:: TO DO ::
Note each line of the listing that contains the string "your", and copy it.

:: THE RECORDS ::
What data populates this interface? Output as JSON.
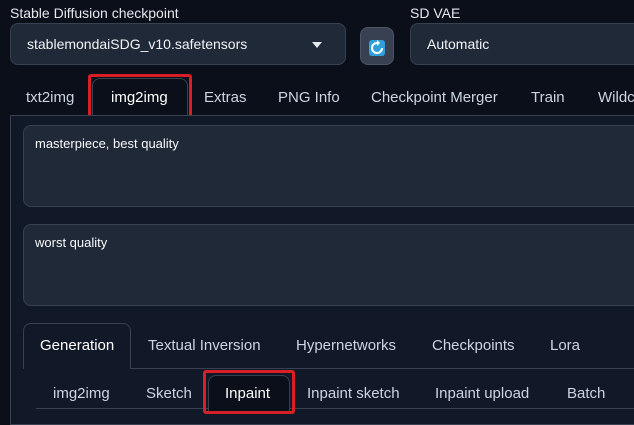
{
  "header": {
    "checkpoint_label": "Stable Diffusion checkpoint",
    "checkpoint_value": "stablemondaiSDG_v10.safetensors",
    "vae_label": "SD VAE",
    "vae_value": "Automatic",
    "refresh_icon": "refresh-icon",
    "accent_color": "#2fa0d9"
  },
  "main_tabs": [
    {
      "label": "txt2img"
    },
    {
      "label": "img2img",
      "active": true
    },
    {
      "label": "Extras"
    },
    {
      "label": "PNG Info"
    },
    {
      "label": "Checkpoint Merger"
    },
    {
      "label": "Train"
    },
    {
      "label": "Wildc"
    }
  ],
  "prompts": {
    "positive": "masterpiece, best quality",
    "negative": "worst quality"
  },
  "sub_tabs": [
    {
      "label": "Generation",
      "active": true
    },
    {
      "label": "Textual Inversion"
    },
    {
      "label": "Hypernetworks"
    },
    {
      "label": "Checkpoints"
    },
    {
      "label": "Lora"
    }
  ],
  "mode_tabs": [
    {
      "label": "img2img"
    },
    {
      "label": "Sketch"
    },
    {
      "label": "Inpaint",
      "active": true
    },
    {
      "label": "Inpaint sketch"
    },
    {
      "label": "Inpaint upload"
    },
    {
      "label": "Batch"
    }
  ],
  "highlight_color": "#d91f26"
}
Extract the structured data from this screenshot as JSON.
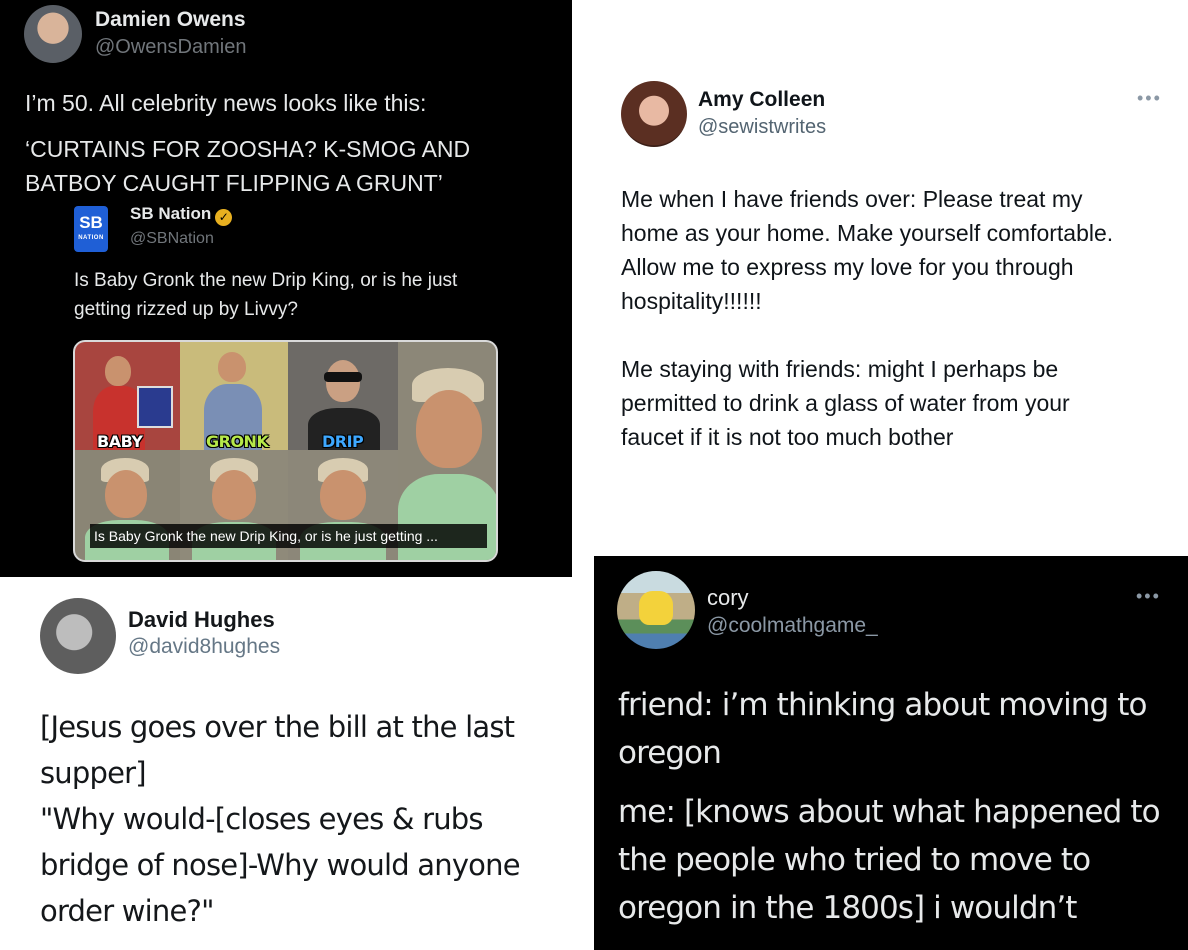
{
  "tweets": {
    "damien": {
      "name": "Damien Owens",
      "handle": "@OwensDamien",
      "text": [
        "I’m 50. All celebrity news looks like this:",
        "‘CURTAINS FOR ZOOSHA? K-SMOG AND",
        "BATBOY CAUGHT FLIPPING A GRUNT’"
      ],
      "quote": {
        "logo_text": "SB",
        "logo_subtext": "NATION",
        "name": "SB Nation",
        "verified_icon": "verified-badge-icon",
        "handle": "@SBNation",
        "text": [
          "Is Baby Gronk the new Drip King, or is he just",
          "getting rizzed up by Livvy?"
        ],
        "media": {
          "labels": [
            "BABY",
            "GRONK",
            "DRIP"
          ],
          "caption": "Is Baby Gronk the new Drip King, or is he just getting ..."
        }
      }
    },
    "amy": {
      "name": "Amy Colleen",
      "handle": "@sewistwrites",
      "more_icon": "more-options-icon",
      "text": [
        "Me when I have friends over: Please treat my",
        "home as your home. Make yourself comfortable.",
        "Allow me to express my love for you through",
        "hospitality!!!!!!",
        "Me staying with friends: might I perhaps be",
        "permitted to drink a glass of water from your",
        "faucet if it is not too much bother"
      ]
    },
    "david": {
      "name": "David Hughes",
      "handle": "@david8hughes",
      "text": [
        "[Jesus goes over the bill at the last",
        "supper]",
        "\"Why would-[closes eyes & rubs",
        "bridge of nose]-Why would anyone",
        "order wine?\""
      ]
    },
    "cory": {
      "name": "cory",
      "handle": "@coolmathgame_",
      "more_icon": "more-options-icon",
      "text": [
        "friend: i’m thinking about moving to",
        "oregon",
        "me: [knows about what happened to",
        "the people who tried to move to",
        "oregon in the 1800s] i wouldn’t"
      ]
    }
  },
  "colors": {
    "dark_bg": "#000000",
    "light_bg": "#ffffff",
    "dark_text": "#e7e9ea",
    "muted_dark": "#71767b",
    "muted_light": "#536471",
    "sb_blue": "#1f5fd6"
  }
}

:: OUTPUT OF THE EXERCISE ::
        "home as your home. Make yourself comfortable.",
        "permitted to drink a glass of water from your",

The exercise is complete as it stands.